The problem -> From the listing below, extract every line containing "capilla".

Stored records
------

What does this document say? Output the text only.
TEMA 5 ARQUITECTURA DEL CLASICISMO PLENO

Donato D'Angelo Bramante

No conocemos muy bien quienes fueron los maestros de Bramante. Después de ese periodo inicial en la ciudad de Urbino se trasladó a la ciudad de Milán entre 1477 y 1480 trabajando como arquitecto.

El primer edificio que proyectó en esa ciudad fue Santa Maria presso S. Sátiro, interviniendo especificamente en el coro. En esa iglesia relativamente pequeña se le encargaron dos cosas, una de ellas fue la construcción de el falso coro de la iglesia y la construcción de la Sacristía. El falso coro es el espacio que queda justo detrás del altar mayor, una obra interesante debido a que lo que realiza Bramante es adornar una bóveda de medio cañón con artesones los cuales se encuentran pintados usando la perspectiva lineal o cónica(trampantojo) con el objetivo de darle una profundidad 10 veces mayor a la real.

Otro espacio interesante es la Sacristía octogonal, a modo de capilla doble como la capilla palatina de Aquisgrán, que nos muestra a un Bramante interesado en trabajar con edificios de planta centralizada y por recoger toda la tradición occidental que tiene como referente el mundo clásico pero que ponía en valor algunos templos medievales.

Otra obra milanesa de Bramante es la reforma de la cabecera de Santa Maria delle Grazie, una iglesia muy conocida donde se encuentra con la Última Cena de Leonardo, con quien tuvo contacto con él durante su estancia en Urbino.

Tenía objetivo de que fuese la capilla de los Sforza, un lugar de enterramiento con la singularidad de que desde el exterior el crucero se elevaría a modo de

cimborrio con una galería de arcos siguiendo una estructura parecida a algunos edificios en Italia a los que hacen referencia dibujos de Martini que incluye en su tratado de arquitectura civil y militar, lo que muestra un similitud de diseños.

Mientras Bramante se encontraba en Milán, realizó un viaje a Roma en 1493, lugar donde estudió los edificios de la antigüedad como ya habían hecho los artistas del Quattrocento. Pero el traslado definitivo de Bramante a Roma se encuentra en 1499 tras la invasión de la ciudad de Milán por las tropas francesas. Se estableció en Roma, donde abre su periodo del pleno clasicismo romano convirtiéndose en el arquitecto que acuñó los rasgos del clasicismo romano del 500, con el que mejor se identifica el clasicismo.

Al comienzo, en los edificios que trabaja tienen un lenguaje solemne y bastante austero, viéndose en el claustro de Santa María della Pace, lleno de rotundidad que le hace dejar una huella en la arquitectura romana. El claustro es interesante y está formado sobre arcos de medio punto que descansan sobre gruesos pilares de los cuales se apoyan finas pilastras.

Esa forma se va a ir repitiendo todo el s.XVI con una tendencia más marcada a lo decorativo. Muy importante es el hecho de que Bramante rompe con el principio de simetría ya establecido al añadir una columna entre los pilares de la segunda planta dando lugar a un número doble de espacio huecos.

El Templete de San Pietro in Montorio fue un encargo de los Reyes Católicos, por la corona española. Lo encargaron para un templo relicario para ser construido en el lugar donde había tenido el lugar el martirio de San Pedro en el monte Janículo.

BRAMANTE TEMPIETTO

------

Output for this task ->
Otro espacio interesante es la Sacristía octogonal, a modo de capilla doble como la capilla palatina de Aquisgrán, que nos muestra a un Bramante interesado en trabajar con edificios de planta centralizada y por recoger toda la tradición occidental que tiene como referente el mundo clásico pero que ponía en valor algunos templos medievales.
Tenía objetivo de que fuese la capilla de los Sforza, un lugar de enterramiento con la singularidad de que desde el exterior el crucero se elevaría a modo de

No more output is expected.